→ Task goal:
Reproduce the items below verbatim, from their first line through the line containing "1418, 1805, 1434]".
-- Data start --
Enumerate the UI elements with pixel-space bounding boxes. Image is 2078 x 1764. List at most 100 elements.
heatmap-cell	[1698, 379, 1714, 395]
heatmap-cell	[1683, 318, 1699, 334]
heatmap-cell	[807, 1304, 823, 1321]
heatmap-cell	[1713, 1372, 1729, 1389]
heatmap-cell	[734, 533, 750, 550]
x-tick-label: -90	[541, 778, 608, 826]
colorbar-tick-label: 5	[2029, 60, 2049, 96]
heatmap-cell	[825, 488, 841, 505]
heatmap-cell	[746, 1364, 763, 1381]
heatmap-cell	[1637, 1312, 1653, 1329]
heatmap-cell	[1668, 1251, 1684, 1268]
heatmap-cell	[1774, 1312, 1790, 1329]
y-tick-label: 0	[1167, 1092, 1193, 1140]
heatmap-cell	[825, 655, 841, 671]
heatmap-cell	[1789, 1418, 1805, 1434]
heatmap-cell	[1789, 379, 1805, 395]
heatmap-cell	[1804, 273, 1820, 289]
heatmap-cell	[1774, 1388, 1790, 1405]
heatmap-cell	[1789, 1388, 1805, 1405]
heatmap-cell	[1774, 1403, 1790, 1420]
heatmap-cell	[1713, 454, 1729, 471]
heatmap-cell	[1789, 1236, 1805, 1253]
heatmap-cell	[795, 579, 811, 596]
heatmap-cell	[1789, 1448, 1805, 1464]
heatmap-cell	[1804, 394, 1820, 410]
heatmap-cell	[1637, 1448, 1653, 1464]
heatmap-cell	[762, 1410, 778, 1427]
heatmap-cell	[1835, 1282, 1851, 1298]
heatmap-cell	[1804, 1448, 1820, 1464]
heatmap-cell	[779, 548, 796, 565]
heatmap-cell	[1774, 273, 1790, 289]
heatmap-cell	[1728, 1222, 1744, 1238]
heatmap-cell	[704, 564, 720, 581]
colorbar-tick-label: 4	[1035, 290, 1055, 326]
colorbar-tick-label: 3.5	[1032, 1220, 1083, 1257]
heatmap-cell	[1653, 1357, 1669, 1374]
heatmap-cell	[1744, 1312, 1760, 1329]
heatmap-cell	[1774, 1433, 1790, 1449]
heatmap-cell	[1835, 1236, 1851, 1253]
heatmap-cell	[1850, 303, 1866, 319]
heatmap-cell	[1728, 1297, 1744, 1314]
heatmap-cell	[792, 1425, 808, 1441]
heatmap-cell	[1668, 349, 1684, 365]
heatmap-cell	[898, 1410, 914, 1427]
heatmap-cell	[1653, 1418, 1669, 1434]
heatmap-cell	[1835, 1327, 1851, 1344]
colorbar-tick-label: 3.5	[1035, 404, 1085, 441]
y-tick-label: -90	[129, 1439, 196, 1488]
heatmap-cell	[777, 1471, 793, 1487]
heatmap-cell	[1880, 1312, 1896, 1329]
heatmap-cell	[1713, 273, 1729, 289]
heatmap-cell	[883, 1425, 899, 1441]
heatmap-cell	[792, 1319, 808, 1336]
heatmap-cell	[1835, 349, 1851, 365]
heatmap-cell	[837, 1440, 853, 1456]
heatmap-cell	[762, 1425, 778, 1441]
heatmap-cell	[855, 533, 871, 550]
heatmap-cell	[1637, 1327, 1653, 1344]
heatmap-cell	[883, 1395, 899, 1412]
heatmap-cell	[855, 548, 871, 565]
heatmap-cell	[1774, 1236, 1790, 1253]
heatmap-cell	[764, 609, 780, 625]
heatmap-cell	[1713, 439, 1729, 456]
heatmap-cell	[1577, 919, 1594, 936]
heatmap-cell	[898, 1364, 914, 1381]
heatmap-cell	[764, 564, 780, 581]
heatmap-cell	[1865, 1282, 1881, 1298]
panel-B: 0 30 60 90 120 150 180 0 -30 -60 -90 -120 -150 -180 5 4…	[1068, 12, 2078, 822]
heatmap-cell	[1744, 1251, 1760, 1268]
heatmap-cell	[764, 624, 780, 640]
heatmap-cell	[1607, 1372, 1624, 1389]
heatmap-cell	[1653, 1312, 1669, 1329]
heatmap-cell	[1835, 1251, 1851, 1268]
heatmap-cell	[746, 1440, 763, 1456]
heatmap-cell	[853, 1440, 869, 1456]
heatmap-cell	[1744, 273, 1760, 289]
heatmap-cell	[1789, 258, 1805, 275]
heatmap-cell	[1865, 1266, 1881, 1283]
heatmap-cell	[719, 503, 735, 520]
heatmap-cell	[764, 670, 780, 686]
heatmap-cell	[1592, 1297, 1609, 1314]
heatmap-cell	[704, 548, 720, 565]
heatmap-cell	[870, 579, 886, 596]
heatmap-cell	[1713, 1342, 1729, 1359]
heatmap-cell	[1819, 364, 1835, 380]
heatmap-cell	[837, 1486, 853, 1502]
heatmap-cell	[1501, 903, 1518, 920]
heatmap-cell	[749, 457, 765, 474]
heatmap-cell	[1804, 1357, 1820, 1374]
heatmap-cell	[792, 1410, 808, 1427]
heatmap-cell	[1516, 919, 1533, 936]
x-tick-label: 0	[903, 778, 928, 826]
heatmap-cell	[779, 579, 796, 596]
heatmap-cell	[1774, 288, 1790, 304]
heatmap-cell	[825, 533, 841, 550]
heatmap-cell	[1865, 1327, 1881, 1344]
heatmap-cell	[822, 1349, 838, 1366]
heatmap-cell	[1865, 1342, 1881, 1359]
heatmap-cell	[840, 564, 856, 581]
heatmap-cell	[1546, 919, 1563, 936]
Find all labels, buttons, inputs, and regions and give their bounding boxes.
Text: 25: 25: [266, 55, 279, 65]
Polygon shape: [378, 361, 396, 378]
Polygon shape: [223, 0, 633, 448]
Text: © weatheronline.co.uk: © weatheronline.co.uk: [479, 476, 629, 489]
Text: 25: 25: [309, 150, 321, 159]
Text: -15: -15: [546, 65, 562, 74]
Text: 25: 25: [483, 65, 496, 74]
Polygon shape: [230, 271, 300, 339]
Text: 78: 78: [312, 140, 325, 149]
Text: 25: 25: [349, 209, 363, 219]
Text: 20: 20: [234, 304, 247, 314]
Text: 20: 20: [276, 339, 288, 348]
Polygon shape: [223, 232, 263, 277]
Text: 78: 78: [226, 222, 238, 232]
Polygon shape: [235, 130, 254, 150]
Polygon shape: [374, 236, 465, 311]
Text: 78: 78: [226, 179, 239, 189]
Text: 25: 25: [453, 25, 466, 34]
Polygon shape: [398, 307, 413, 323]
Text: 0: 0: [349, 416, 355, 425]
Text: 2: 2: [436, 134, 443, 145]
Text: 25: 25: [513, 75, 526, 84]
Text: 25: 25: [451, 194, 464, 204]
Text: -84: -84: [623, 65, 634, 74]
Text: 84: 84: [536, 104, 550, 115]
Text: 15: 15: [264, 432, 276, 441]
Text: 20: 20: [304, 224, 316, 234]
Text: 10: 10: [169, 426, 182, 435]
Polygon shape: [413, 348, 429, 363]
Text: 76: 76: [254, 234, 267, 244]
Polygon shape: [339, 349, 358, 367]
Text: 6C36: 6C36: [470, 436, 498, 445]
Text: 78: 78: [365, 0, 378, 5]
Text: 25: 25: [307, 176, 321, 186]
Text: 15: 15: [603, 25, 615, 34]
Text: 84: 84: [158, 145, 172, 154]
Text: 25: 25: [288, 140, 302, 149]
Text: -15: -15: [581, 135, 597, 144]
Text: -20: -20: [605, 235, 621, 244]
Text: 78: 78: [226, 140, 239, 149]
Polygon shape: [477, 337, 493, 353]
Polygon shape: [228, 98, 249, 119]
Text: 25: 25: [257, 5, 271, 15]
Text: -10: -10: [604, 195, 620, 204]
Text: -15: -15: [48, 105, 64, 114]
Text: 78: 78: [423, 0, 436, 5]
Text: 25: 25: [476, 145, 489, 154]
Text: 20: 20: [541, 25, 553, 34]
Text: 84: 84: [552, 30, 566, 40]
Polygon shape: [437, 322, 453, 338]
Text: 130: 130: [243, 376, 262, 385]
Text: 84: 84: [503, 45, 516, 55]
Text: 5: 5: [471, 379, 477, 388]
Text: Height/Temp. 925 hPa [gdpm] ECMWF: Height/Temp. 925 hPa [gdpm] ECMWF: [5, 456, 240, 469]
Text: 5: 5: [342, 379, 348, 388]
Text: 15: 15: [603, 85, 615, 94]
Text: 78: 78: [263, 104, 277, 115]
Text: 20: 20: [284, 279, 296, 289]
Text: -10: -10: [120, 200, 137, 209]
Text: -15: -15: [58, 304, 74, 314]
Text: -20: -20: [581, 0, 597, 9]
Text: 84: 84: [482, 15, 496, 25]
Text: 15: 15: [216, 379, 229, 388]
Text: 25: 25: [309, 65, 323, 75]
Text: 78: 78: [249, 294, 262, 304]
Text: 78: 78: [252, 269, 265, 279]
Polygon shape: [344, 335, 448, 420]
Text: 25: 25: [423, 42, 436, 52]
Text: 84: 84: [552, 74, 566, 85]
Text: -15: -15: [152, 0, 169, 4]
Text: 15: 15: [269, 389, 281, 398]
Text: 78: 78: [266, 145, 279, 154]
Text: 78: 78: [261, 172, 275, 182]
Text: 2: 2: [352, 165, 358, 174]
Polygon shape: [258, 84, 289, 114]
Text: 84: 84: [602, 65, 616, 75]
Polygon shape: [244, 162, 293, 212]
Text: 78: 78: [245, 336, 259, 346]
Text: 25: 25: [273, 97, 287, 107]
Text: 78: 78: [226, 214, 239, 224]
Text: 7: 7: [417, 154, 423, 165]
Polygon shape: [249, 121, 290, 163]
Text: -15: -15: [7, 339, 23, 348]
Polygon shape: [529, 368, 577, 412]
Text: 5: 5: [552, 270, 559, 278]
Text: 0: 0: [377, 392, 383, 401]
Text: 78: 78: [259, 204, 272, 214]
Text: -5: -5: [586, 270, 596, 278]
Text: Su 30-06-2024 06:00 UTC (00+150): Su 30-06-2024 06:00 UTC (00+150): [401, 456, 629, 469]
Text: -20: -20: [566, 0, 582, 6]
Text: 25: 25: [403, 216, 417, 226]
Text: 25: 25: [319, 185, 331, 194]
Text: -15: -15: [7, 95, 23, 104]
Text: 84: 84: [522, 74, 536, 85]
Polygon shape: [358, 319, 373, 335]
-- Data end --
→ Solution to this problem:
Enumerate the UI elements with pixel-space bounding boxes. Image is 2078 x 1764. List at most 100 elements.
heatmap-cell	[1698, 379, 1714, 395]
heatmap-cell	[1683, 318, 1699, 334]
heatmap-cell	[807, 1304, 823, 1321]
heatmap-cell	[1713, 1372, 1729, 1389]
heatmap-cell	[734, 533, 750, 550]
x-tick-label: -90	[541, 778, 608, 826]
colorbar-tick-label: 5	[2029, 60, 2049, 96]
heatmap-cell	[825, 488, 841, 505]
heatmap-cell	[746, 1364, 763, 1381]
heatmap-cell	[1637, 1312, 1653, 1329]
heatmap-cell	[1668, 1251, 1684, 1268]
heatmap-cell	[1774, 1312, 1790, 1329]
y-tick-label: 0	[1167, 1092, 1193, 1140]
heatmap-cell	[825, 655, 841, 671]
heatmap-cell	[1789, 1418, 1805, 1434]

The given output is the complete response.